> [Task details] Can you reproduce the material word for word, starting at its first line and ending at the line containing "positions-segment (234, 737, 242, 778)"?
((
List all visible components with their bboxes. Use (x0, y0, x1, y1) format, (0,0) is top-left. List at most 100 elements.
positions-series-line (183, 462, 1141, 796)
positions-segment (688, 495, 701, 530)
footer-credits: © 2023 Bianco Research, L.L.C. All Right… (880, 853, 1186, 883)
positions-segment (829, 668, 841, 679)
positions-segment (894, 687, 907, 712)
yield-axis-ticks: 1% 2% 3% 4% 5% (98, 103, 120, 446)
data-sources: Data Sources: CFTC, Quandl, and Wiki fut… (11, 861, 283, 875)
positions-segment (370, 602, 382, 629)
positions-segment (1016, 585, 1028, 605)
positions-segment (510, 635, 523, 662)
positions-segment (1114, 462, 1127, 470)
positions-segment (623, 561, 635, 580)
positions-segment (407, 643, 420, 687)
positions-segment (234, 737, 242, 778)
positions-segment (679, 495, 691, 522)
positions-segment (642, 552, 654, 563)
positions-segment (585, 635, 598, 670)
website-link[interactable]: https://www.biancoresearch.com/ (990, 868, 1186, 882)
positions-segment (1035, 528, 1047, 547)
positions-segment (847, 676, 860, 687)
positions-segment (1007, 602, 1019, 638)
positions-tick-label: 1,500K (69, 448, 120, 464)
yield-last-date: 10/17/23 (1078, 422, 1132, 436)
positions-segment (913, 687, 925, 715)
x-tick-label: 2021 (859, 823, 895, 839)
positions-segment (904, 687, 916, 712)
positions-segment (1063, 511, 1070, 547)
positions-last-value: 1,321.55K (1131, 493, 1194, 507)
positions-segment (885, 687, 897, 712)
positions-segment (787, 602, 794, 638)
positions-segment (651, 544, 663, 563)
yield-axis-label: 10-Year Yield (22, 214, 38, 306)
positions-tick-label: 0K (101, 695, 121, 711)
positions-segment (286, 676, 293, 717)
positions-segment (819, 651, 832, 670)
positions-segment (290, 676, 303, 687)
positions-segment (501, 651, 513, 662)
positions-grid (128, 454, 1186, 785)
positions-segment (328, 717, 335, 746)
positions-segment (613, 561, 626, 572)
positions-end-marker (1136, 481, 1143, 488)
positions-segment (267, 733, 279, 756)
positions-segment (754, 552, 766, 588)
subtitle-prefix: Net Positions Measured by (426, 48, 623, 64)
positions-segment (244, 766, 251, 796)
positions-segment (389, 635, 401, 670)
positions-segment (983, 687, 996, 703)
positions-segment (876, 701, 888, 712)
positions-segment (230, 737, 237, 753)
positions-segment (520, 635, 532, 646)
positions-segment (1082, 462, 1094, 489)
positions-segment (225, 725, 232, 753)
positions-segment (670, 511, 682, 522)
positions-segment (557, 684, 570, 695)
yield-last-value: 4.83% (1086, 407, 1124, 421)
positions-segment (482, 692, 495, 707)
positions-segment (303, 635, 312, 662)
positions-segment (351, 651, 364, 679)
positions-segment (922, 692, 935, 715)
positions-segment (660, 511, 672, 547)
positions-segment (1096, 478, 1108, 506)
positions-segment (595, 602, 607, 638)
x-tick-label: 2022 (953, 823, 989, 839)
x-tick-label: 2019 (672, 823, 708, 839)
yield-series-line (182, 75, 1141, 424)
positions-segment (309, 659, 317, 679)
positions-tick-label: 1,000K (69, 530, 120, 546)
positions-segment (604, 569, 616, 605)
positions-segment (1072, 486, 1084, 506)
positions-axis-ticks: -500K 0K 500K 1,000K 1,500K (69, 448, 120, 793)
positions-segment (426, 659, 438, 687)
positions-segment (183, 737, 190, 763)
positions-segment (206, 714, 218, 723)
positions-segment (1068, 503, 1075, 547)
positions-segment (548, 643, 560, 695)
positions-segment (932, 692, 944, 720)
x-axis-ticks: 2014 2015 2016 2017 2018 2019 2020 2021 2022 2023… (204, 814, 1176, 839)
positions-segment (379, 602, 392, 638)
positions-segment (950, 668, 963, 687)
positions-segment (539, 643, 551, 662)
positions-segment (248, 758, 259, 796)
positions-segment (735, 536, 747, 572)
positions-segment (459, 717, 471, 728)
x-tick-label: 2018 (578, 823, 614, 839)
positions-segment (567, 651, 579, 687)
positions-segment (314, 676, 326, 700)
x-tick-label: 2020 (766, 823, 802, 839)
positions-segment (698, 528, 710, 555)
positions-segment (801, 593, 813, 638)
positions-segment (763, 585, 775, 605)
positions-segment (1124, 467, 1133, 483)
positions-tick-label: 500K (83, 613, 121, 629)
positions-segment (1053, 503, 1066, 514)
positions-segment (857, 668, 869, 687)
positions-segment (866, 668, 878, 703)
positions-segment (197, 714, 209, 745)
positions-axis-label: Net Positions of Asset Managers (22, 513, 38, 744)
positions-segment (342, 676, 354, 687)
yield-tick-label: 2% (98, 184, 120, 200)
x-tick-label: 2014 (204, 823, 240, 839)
))
> [The result]
List all visible components with their bboxes. Use (x0, y0, x1, y1) format, (0,0) is top-left. List at most 100 elements.
positions-series-line (183, 462, 1141, 796)
positions-segment (688, 495, 701, 530)
footer-credits: © 2023 Bianco Research, L.L.C. All Right… (880, 853, 1186, 883)
positions-segment (829, 668, 841, 679)
positions-segment (894, 687, 907, 712)
yield-axis-ticks: 1% 2% 3% 4% 5% (98, 103, 120, 446)
data-sources: Data Sources: CFTC, Quandl, and Wiki fut… (11, 861, 283, 875)
positions-segment (370, 602, 382, 629)
positions-segment (1016, 585, 1028, 605)
positions-segment (510, 635, 523, 662)
positions-segment (1114, 462, 1127, 470)
positions-segment (623, 561, 635, 580)
positions-segment (407, 643, 420, 687)
positions-segment (234, 737, 242, 778)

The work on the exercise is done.